What you have to do
Report how many lines contain the word "date", with no other text.

···

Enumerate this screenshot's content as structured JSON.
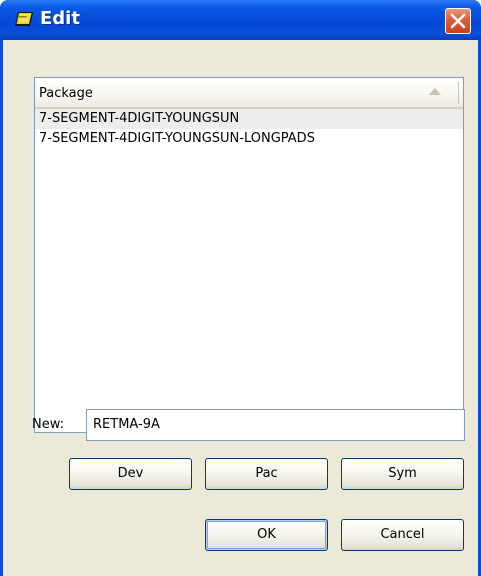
{
  "window": {
    "title": "Edit",
    "icon": "book-icon",
    "close_icon": "close-icon",
    "accent": "#0548d6",
    "close_color": "#e0603c"
  },
  "list": {
    "column_header": "Package",
    "sort_icon": "sort-ascending-icon",
    "items": [
      {
        "label": "7-SEGMENT-4DIGIT-YOUNGSUN",
        "selected": true
      },
      {
        "label": "7-SEGMENT-4DIGIT-YOUNGSUN-LONGPADS",
        "selected": false
      }
    ]
  },
  "new_field": {
    "label": "New:",
    "value": "RETMA-9A"
  },
  "buttons": {
    "dev": "Dev",
    "pac": "Pac",
    "sym": "Sym",
    "ok": "OK",
    "cancel": "Cancel"
  }
}
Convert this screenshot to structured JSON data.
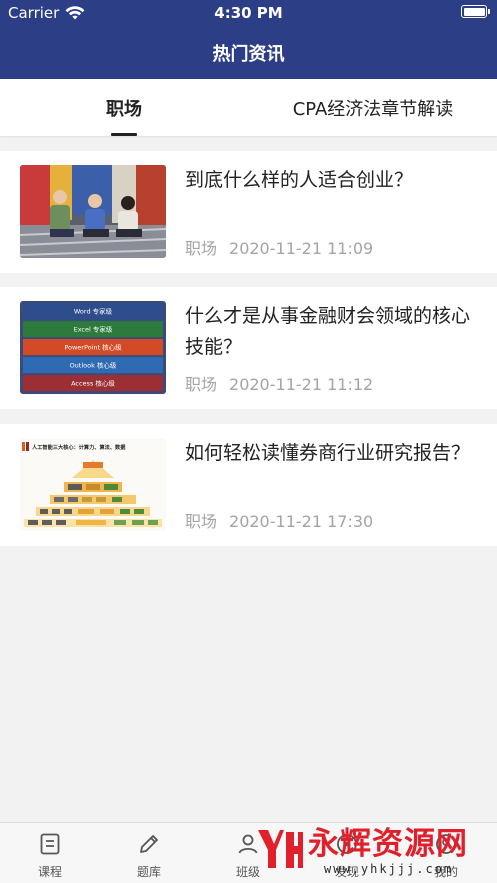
{
  "status_bar": {
    "carrier": "Carrier",
    "time": "4:30 PM"
  },
  "nav": {
    "title": "热门资讯"
  },
  "tabs": [
    {
      "label": "职场",
      "selected": true
    },
    {
      "label": "CPA经济法章节解读",
      "selected": false
    }
  ],
  "articles": [
    {
      "title": "到底什么样的人适合创业？",
      "category": "职场",
      "date": "2020-11-21 11:09"
    },
    {
      "title": "什么才是从事金融财会领域的核心技能？",
      "category": "职场",
      "date": "2020-11-21 11:12"
    },
    {
      "title": "如何轻松读懂券商行业研究报告？",
      "category": "职场",
      "date": "2020-11-21 17:30"
    }
  ],
  "thumb_office": {
    "bars": [
      {
        "label": "Word 专家级",
        "color": "#2d4d8c"
      },
      {
        "label": "Excel 专家级",
        "color": "#2c7a3c"
      },
      {
        "label": "PowerPoint 核心级",
        "color": "#d24a26"
      },
      {
        "label": "Outlook 核心级",
        "color": "#2f6bb3"
      },
      {
        "label": "Access 核心级",
        "color": "#9b2f35"
      }
    ]
  },
  "thumb_pyramid": {
    "heading": "人工智能三大核心：计算力、算法、数据"
  },
  "tabbar": {
    "items": [
      {
        "label": "课程",
        "icon": "document-icon"
      },
      {
        "label": "题库",
        "icon": "pencil-icon"
      },
      {
        "label": "班级",
        "icon": "person-icon"
      },
      {
        "label": "发现",
        "icon": "compass-icon"
      },
      {
        "label": "我的",
        "icon": "profile-icon"
      }
    ]
  },
  "watermark": {
    "text": "永辉资源网",
    "url": "www.yhkjjj.com"
  },
  "colors": {
    "header": "#2b3e86",
    "watermark": "#e0202b"
  }
}
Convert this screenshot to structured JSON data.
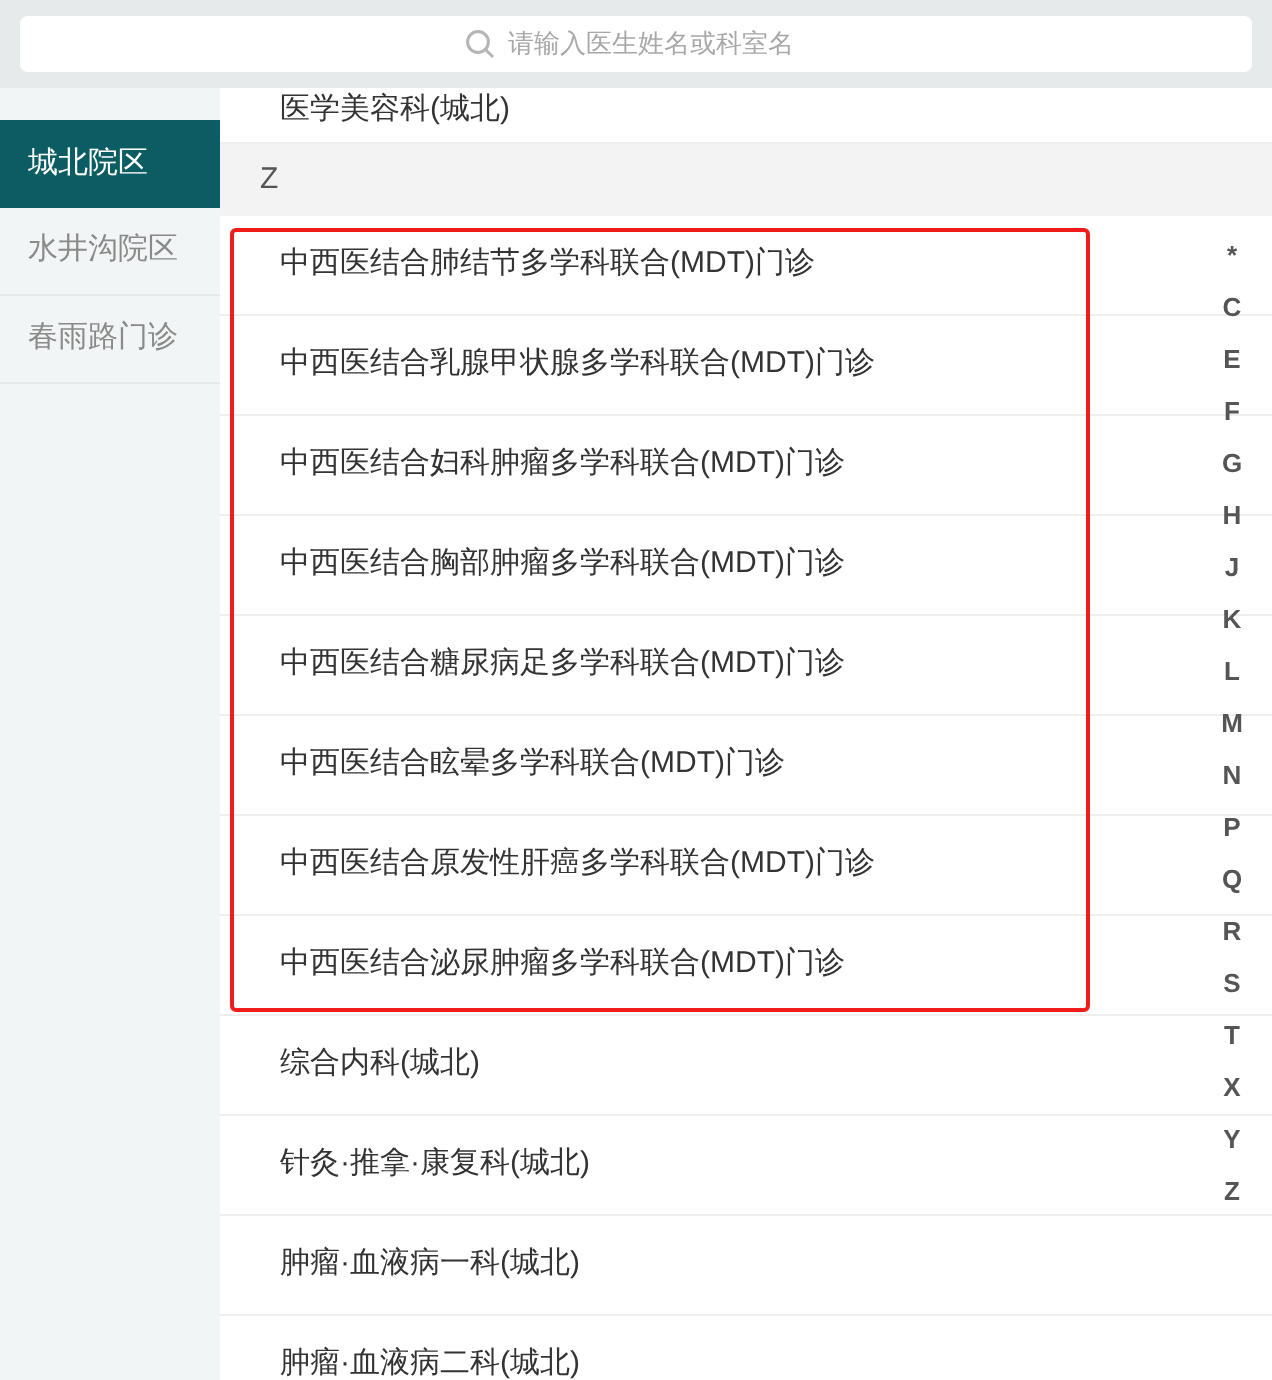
{
  "search": {
    "placeholder": "请输入医生姓名或科室名"
  },
  "campuses": [
    {
      "label": "城北院区",
      "selected": true
    },
    {
      "label": "水井沟院区",
      "selected": false
    },
    {
      "label": "春雨路门诊",
      "selected": false
    }
  ],
  "departments": [
    {
      "kind": "item",
      "text": "医学美容科(城北)"
    },
    {
      "kind": "header",
      "text": "Z"
    },
    {
      "kind": "group",
      "highlighted": true,
      "items": [
        "中西医结合肺结节多学科联合(MDT)门诊",
        "中西医结合乳腺甲状腺多学科联合(MDT)门诊",
        "中西医结合妇科肿瘤多学科联合(MDT)门诊",
        "中西医结合胸部肿瘤多学科联合(MDT)门诊",
        "中西医结合糖尿病足多学科联合(MDT)门诊",
        "中西医结合眩晕多学科联合(MDT)门诊",
        "中西医结合原发性肝癌多学科联合(MDT)门诊",
        "中西医结合泌尿肿瘤多学科联合(MDT)门诊"
      ]
    },
    {
      "kind": "item",
      "text": "综合内科(城北)"
    },
    {
      "kind": "item",
      "text": "针灸·推拿·康复科(城北)"
    },
    {
      "kind": "item",
      "text": "肿瘤·血液病一科(城北)"
    },
    {
      "kind": "item",
      "text": "肿瘤·血液病二科(城北)"
    }
  ],
  "index_letters": [
    "*",
    "C",
    "E",
    "F",
    "G",
    "H",
    "J",
    "K",
    "L",
    "M",
    "N",
    "P",
    "Q",
    "R",
    "S",
    "T",
    "X",
    "Y",
    "Z"
  ]
}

···

Final answer
3